• _Supplied data_
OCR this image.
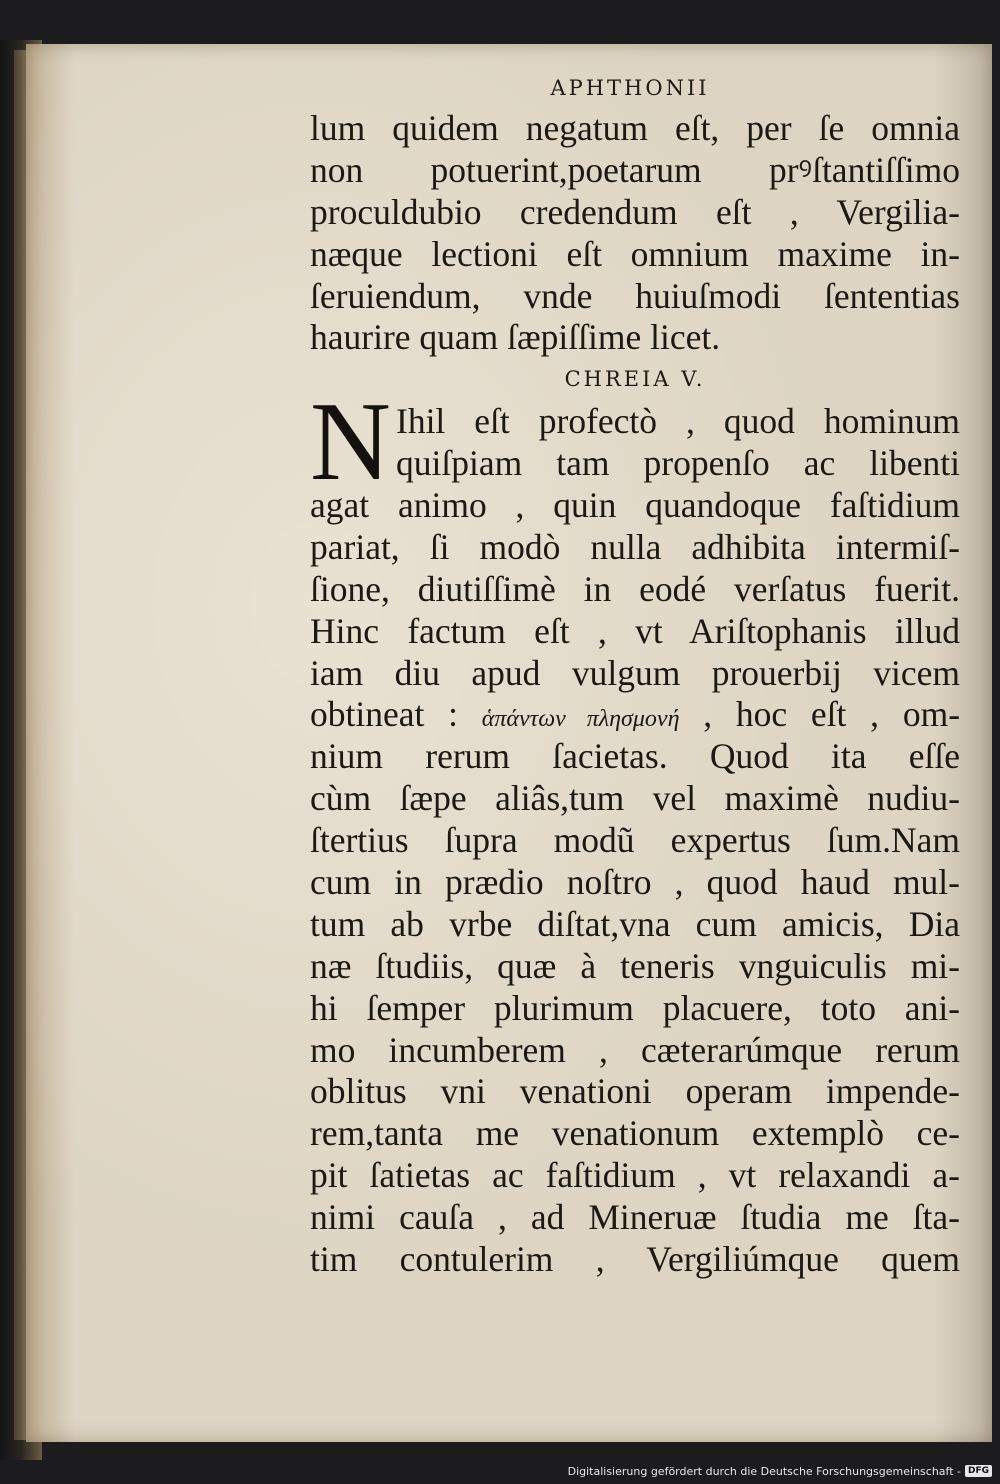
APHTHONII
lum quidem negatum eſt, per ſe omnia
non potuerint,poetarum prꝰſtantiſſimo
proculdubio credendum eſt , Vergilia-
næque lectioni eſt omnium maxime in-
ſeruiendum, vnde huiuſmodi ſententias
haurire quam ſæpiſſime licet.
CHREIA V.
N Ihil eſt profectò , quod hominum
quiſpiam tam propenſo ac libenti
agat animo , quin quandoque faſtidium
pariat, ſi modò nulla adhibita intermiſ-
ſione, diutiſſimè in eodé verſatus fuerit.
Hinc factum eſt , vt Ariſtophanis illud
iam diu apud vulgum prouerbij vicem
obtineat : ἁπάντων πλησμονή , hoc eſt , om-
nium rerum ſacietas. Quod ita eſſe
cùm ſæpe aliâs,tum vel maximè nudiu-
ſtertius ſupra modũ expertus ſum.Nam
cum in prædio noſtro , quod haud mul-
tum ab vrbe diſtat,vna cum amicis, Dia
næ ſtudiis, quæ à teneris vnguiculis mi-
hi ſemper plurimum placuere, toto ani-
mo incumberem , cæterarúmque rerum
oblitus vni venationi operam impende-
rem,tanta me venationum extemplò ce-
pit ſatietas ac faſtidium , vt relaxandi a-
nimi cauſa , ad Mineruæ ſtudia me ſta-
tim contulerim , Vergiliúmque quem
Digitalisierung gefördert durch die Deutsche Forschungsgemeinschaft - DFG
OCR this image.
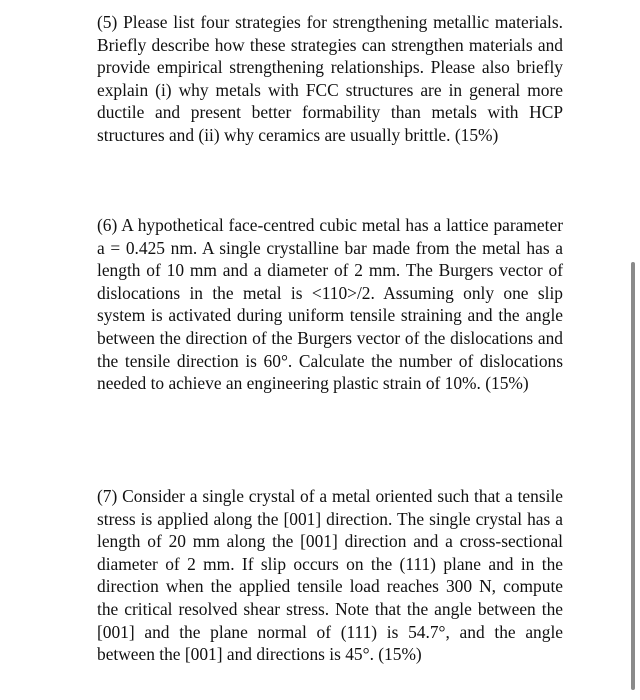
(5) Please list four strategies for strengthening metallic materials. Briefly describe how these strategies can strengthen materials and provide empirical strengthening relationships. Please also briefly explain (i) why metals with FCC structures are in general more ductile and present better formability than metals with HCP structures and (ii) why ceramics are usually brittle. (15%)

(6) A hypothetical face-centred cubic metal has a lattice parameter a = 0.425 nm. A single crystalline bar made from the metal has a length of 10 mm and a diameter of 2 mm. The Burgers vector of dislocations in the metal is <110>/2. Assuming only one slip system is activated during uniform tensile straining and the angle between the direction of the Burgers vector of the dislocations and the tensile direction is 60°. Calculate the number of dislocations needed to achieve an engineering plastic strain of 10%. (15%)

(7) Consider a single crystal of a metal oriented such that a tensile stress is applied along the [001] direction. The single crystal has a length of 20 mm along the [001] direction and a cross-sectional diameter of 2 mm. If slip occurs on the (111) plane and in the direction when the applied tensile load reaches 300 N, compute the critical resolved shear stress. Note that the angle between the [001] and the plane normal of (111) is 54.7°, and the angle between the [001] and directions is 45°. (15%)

• _Requirement_
Print out every entry above without changing a word, and leave out the pictures.

• _Response_
OCR this image.
APHTHONII
lum quidem negatum eſt, per ſe omnia
non potuerint,poetarum prꝰſtantiſſimo
proculdubio credendum eſt , Vergilia-
næque lectioni eſt omnium maxime in-
ſeruiendum, vnde huiuſmodi ſententias
haurire quam ſæpiſſime licet.
CHREIA V.
N Ihil eſt profectò , quod hominum
quiſpiam tam propenſo ac libenti
agat animo , quin quandoque faſtidium
pariat, ſi modò nulla adhibita intermiſ-
ſione, diutiſſimè in eodé verſatus fuerit.
Hinc factum eſt , vt Ariſtophanis illud
iam diu apud vulgum prouerbij vicem
obtineat : ἁπάντων πλησμονή , hoc eſt , om-
nium rerum ſacietas. Quod ita eſſe
cùm ſæpe aliâs,tum vel maximè nudiu-
ſtertius ſupra modũ expertus ſum.Nam
cum in prædio noſtro , quod haud mul-
tum ab vrbe diſtat,vna cum amicis, Dia
næ ſtudiis, quæ à teneris vnguiculis mi-
hi ſemper plurimum placuere, toto ani-
mo incumberem , cæterarúmque rerum
oblitus vni venationi operam impende-
rem,tanta me venationum extemplò ce-
pit ſatietas ac faſtidium , vt relaxandi a-
nimi cauſa , ad Mineruæ ſtudia me ſta-
tim contulerim , Vergiliúmque quem
Digitalisierung gefördert durch die Deutsche Forschungsgemeinschaft - DFG
OCR this image.
(5) Please list four strategies for strengthening metallic materials. Briefly describe how these strategies can strengthen materials and provide empirical strengthening relationships. Please also briefly explain (i) why metals with FCC structures are in general more ductile and present better formability than metals with HCP structures and (ii) why ceramics are usually brittle. (15%)

(6) A hypothetical face-centred cubic metal has a lattice parameter a = 0.425 nm. A single crystalline bar made from the metal has a length of 10 mm and a diameter of 2 mm. The Burgers vector of dislocations in the metal is <110>/2. Assuming only one slip system is activated during uniform tensile straining and the angle between the direction of the Burgers vector of the dislocations and the tensile direction is 60°. Calculate the number of dislocations needed to achieve an engineering plastic strain of 10%. (15%)

(7) Consider a single crystal of a metal oriented such that a tensile stress is applied along the [001] direction. The single crystal has a length of 20 mm along the [001] direction and a cross-sectional diameter of 2 mm. If slip occurs on the (111) plane and in the direction when the applied tensile load reaches 300 N, compute the critical resolved shear stress. Note that the angle between the [001] and the plane normal of (111) is 54.7°, and the angle between the [001] and directions is 45°. (15%)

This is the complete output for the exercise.